What the task requires:
Find the string "document" in the listing and report every line that has it.

Records shown:
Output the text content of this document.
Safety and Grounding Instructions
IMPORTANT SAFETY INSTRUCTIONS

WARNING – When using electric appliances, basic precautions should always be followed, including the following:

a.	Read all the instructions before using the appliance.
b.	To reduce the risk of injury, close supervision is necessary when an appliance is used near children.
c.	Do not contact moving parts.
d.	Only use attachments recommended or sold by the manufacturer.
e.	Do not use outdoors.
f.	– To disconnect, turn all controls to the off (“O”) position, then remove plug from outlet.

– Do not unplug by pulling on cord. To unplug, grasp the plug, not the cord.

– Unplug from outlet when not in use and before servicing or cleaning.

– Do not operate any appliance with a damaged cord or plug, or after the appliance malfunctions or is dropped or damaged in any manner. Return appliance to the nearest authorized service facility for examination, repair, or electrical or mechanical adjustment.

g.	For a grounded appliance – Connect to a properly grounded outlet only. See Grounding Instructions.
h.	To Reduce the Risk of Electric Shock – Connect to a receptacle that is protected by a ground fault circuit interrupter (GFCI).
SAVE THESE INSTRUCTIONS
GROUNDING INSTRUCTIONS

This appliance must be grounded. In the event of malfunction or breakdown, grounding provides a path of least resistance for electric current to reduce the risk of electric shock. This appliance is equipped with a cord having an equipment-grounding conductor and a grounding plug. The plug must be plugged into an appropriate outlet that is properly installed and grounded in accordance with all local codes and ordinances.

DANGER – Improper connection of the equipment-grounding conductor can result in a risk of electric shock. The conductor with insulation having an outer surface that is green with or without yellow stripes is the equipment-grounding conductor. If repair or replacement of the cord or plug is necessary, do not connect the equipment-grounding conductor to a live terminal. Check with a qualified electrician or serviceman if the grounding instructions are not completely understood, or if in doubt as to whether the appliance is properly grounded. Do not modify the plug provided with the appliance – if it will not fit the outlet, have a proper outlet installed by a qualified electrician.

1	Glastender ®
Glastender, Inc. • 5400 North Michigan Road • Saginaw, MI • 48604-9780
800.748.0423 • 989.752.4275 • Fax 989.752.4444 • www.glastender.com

...

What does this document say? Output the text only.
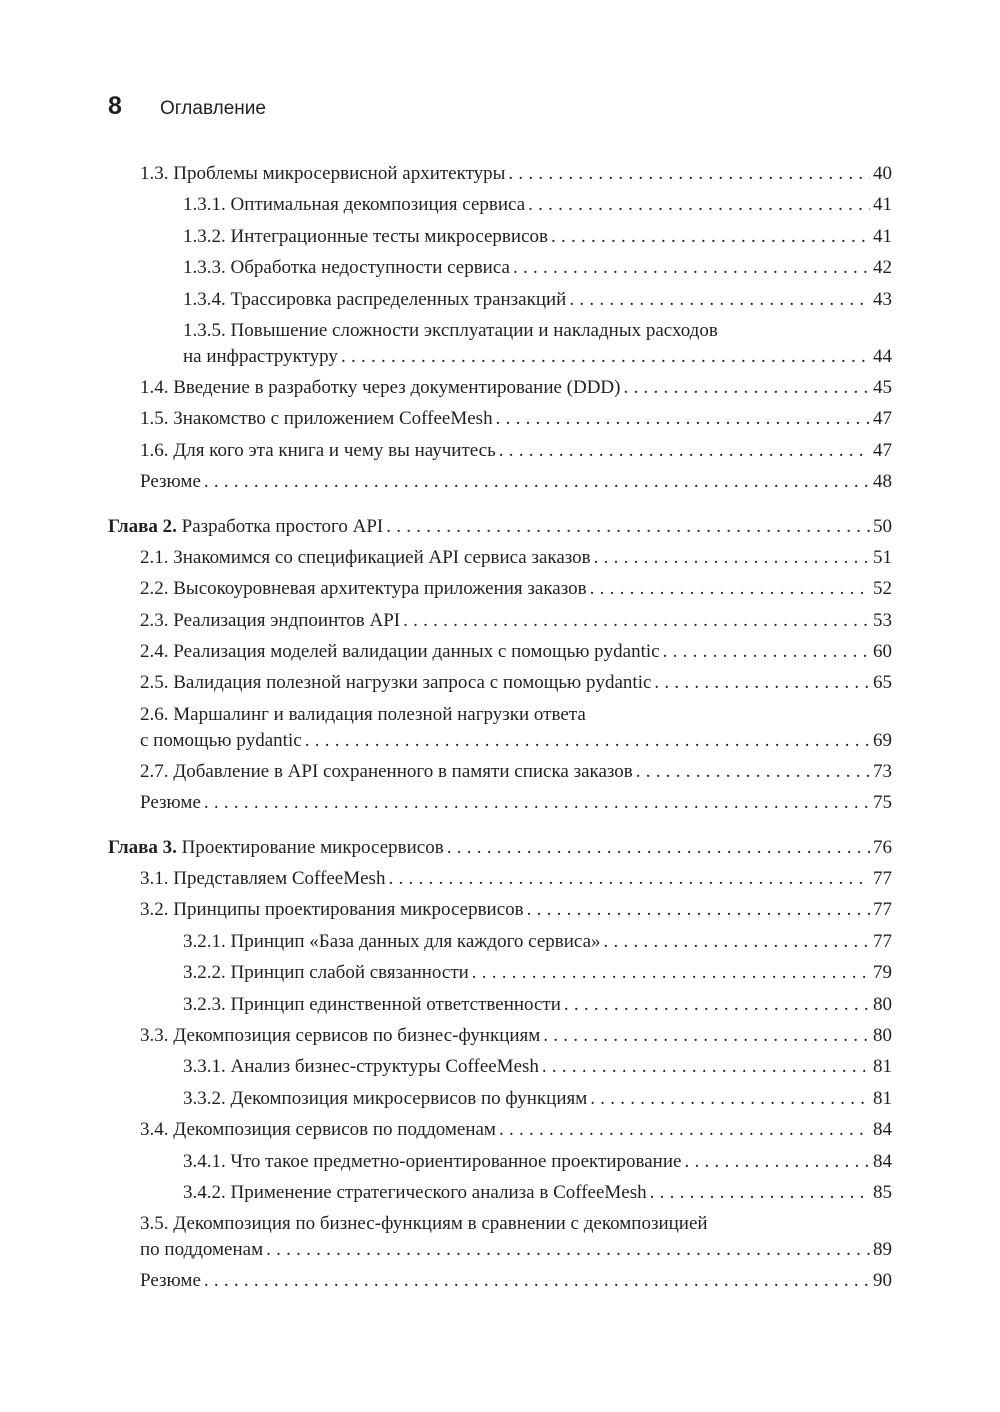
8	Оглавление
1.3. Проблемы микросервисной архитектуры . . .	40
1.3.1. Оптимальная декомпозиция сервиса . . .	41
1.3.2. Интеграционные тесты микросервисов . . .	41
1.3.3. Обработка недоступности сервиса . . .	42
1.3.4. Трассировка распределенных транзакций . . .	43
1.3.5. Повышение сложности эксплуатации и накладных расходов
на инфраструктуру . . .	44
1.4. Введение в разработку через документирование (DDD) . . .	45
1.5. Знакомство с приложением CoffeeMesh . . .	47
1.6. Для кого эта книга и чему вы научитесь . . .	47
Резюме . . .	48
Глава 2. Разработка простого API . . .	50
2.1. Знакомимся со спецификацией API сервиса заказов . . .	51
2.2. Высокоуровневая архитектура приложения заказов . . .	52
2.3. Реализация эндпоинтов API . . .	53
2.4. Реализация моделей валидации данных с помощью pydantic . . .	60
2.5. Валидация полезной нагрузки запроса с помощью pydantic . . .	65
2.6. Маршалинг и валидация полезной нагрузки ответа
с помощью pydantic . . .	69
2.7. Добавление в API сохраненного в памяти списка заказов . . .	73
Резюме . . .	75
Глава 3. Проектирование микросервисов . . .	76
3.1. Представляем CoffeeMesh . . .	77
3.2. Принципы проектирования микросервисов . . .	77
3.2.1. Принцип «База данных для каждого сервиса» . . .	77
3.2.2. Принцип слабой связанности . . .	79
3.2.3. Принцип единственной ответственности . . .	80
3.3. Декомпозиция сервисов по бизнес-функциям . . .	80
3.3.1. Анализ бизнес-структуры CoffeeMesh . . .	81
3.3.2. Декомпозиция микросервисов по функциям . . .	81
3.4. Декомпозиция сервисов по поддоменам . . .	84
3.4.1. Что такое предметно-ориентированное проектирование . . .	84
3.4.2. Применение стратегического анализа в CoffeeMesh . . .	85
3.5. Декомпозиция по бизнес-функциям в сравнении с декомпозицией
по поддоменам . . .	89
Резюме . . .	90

Worked answer:
Output the text content of this document.
What does this document say? Output the text only.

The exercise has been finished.